__Task objective__
Print out every record exactly as it appears.

>> START Dataset content

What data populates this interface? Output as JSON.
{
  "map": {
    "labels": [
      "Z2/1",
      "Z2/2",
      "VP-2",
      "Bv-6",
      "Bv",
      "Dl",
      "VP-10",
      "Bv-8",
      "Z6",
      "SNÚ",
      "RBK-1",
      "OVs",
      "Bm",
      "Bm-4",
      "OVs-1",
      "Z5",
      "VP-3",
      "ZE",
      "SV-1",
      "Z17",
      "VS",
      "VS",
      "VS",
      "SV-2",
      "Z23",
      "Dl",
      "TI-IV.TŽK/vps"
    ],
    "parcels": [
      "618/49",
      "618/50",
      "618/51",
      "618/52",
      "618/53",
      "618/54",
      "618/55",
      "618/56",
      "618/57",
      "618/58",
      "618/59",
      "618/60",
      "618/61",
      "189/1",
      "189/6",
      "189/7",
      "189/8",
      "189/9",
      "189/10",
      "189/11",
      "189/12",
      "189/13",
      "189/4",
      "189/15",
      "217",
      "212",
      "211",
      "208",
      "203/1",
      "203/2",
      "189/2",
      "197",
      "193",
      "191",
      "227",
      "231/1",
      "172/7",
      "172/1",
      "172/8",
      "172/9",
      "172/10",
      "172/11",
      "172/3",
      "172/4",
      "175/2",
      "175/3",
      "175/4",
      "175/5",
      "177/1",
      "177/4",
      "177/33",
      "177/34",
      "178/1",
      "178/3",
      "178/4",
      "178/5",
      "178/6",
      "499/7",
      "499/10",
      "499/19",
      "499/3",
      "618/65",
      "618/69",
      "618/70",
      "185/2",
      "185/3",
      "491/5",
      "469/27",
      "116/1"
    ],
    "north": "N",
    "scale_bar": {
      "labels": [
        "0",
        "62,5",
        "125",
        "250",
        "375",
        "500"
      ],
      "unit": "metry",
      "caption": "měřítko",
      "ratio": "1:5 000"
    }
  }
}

>> END Dataset content

__Answer__
What data populates this interface? Output as JSON.
{
  "map": {
    "labels": [
      "Z2/1",
      "Z2/2",
      "VP-2",
      "Bv-6",
      "Bv",
      "Dl",
      "VP-10",
      "Bv-8",
      "Z6",
      "SNÚ",
      "RBK-1",
      "OVs",
      "Bm",
      "Bm-4",
      "OVs-1",
      "Z5",
      "VP-3",
      "ZE",
      "SV-1",
      "Z17",
      "VS",
      "VS",
      "VS",
      "SV-2",
      "Z23",
      "Dl",
      "TI-IV.TŽK/vps"
    ],
    "parcels": [
      "618/49",
      "618/50",
      "618/51",
      "618/52",
      "618/53",
      "618/54",
      "618/55",
      "618/56",
      "618/57",
      "618/58",
      "618/59",
      "618/60",
      "618/61",
      "189/1",
      "189/6",
      "189/7",
      "189/8",
      "189/9",
      "189/10",
      "189/11",
      "189/12",
      "189/13",
      "189/4",
      "189/15",
      "217",
      "212",
      "211",
      "208",
      "203/1",
      "203/2",
      "189/2",
      "197",
      "193",
      "191",
      "227",
      "231/1",
      "172/7",
      "172/1",
      "172/8",
      "172/9",
      "172/10",
      "172/11",
      "172/3",
      "172/4",
      "175/2",
      "175/3",
      "175/4",
      "175/5",
      "177/1",
      "177/4",
      "177/33",
      "177/34",
      "178/1",
      "178/3",
      "178/4",
      "178/5",
      "178/6",
      "499/7",
      "499/10",
      "499/19",
      "499/3",
      "618/65",
      "618/69",
      "618/70",
      "185/2",
      "185/3",
      "491/5",
      "469/27",
      "116/1"
    ],
    "north": "N",
    "scale_bar": {
      "labels": [
        "0",
        "62,5",
        "125",
        "250",
        "375",
        "500"
      ],
      "unit": "metry",
      "caption": "měřítko",
      "ratio": "1:5 000"
    }
  }
}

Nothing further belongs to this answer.